TASK GOAL: Copy out each line in the material below that has the word "NOTTINGHAM".

Figure dataset records:
******
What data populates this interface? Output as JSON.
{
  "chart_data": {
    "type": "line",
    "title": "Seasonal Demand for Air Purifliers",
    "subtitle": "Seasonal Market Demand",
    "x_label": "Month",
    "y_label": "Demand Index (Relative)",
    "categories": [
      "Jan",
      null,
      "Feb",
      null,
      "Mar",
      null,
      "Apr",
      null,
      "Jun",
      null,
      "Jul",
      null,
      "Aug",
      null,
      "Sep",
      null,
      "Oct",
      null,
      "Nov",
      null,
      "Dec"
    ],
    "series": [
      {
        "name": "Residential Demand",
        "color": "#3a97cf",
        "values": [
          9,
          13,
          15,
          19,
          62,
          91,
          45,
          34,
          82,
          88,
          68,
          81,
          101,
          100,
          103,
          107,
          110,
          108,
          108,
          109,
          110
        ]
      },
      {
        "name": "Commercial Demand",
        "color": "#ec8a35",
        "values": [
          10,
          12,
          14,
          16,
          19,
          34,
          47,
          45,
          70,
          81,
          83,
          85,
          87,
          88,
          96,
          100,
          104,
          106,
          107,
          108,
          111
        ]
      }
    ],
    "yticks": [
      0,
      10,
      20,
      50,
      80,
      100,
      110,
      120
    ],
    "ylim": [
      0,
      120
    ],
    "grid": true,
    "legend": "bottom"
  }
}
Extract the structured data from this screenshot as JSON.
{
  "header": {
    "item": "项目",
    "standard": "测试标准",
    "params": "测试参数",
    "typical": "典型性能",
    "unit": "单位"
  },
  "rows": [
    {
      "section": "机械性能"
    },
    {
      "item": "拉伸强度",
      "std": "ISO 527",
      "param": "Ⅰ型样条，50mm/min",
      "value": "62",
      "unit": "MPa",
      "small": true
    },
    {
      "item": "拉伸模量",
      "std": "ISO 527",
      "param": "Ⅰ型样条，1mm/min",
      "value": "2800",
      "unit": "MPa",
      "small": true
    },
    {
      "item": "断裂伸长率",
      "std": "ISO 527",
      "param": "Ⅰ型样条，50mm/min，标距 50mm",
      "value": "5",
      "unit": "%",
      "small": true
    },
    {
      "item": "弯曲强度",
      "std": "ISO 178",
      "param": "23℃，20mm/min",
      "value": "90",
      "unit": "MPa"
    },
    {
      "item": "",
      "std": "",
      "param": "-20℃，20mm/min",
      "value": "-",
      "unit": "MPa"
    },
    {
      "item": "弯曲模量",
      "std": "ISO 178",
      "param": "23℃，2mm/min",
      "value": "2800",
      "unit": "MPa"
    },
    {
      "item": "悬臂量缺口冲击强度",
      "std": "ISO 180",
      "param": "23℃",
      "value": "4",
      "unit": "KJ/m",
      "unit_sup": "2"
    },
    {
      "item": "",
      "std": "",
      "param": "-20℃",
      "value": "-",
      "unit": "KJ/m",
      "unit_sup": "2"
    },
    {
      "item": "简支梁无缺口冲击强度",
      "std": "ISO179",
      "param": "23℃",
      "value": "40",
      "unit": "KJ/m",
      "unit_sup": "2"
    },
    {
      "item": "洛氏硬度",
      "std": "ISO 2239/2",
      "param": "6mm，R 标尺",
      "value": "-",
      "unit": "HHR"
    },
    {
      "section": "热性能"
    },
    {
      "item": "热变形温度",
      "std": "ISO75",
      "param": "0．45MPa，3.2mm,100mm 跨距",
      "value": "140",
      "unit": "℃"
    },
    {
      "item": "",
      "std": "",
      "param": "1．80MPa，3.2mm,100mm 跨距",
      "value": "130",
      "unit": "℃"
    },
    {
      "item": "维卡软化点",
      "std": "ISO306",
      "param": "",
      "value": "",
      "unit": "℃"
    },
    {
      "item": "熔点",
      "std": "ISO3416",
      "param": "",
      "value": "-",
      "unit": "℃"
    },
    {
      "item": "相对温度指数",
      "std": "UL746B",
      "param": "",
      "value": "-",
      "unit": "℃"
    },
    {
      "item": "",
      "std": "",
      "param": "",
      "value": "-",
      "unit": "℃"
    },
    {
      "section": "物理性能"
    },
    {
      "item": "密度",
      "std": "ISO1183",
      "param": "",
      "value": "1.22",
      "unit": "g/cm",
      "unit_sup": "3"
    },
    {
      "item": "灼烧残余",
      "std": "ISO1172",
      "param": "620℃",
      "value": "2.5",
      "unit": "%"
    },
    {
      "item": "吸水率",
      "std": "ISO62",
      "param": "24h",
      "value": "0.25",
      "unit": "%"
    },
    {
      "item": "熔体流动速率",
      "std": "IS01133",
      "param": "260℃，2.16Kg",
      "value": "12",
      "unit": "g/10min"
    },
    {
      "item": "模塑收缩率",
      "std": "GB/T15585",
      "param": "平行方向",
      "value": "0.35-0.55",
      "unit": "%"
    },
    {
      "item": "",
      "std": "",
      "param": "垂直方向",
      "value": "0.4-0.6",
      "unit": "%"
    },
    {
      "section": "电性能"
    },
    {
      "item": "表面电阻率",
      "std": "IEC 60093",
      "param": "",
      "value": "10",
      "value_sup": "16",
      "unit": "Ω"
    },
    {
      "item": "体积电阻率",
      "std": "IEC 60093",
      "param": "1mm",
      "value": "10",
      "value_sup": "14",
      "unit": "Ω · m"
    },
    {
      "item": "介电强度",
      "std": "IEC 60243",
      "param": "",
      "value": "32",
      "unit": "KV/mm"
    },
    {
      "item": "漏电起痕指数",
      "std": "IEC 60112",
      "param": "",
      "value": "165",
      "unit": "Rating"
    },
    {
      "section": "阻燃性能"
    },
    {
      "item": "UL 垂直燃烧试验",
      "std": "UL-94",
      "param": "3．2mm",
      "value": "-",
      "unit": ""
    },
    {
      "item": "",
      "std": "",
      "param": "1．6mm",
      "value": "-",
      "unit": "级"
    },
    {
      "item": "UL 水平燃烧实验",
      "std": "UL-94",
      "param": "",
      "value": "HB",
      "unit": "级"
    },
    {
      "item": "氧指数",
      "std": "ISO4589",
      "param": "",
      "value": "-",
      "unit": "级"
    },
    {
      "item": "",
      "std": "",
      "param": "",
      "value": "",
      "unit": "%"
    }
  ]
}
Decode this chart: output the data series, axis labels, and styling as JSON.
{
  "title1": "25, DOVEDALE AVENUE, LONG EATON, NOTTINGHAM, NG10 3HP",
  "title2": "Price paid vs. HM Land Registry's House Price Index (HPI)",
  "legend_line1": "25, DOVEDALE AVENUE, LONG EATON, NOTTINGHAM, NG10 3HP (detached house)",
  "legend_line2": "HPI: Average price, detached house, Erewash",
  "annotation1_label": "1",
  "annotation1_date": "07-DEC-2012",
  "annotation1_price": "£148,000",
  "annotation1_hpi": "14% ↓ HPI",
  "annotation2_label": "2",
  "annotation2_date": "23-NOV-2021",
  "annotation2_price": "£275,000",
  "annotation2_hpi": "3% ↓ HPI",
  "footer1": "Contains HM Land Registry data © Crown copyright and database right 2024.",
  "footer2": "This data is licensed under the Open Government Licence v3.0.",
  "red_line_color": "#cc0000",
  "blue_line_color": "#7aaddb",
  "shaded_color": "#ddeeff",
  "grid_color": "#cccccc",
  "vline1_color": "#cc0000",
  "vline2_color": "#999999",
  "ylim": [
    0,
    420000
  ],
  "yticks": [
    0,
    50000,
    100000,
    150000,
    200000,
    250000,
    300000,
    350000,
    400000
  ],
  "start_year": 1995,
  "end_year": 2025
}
******
EXERCISE ANSWER:
  "title1": "25, DOVEDALE AVENUE, LONG EATON, NOTTINGHAM, NG10 3HP",
  "legend_line1": "25, DOVEDALE AVENUE, LONG EATON, NOTTINGHAM, NG10 3HP (detached house)",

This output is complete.